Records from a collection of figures
# # #

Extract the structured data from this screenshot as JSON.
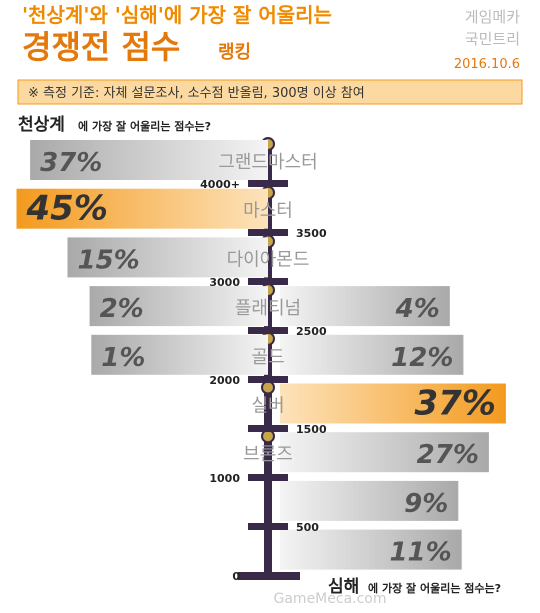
{
  "header": {
    "title_line1": "'천상계'와 '심해'에 가장 잘 어울리는",
    "title_main": "경쟁전 점수",
    "title_suffix": "랭킹",
    "brand_line1": "게임메카",
    "brand_line2": "국민트리",
    "date": "2016.10.6",
    "note": "※ 측정 기준: 자체 설문조사, 소수점 반올림, 300명 이상 참여"
  },
  "chart_data": {
    "type": "diverging_bar",
    "categories": [
      "그랜드마스터",
      "마스터",
      "다이아몬드",
      "플래티넘",
      "골드",
      "실버",
      "브론즈",
      null,
      null
    ],
    "score_labels": [
      "4000+",
      "3500",
      "3000",
      "2500",
      "2000",
      "1500",
      "1000",
      "500",
      "0"
    ],
    "series": [
      {
        "name": "천상계",
        "suffix": "에 가장 잘 어울리는 점수는?",
        "side": "left",
        "color": "#b8b8b8",
        "highlight_color": "#f39a1e",
        "values": [
          37,
          45,
          15,
          2,
          1,
          null,
          null,
          null,
          null
        ],
        "value_labels": [
          "37%",
          "45%",
          "15%",
          "2%",
          "1%",
          null,
          null,
          null,
          null
        ]
      },
      {
        "name": "심해",
        "suffix": "에 가장 잘 어울리는 점수는?",
        "side": "right",
        "color": "#b8b8b8",
        "highlight_color": "#f39a1e",
        "values": [
          null,
          null,
          null,
          4,
          12,
          37,
          27,
          9,
          11
        ],
        "value_labels": [
          null,
          null,
          null,
          "4%",
          "12%",
          "37%",
          "27%",
          "9%",
          "11%"
        ]
      }
    ]
  },
  "footer": {
    "watermark": "GameMeca.com"
  }
}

# # #

TO BE DONE
All of the entries above should be copied exactly, except for the pictures.

RESULT FOR THIS TASK
Extract the structured data from this screenshot as JSON.
{
  "header": {
    "title_line1": "'천상계'와 '심해'에 가장 잘 어울리는",
    "title_main": "경쟁전 점수",
    "title_suffix": "랭킹",
    "brand_line1": "게임메카",
    "brand_line2": "국민트리",
    "date": "2016.10.6",
    "note": "※ 측정 기준: 자체 설문조사, 소수점 반올림, 300명 이상 참여"
  },
  "chart_data": {
    "type": "diverging_bar",
    "categories": [
      "그랜드마스터",
      "마스터",
      "다이아몬드",
      "플래티넘",
      "골드",
      "실버",
      "브론즈",
      null,
      null
    ],
    "score_labels": [
      "4000+",
      "3500",
      "3000",
      "2500",
      "2000",
      "1500",
      "1000",
      "500",
      "0"
    ],
    "series": [
      {
        "name": "천상계",
        "suffix": "에 가장 잘 어울리는 점수는?",
        "side": "left",
        "color": "#b8b8b8",
        "highlight_color": "#f39a1e",
        "values": [
          37,
          45,
          15,
          2,
          1,
          null,
          null,
          null,
          null
        ],
        "value_labels": [
          "37%",
          "45%",
          "15%",
          "2%",
          "1%",
          null,
          null,
          null,
          null
        ]
      },
      {
        "name": "심해",
        "suffix": "에 가장 잘 어울리는 점수는?",
        "side": "right",
        "color": "#b8b8b8",
        "highlight_color": "#f39a1e",
        "values": [
          null,
          null,
          null,
          4,
          12,
          37,
          27,
          9,
          11
        ],
        "value_labels": [
          null,
          null,
          null,
          "4%",
          "12%",
          "37%",
          "27%",
          "9%",
          "11%"
        ]
      }
    ]
  },
  "footer": {
    "watermark": "GameMeca.com"
  }
}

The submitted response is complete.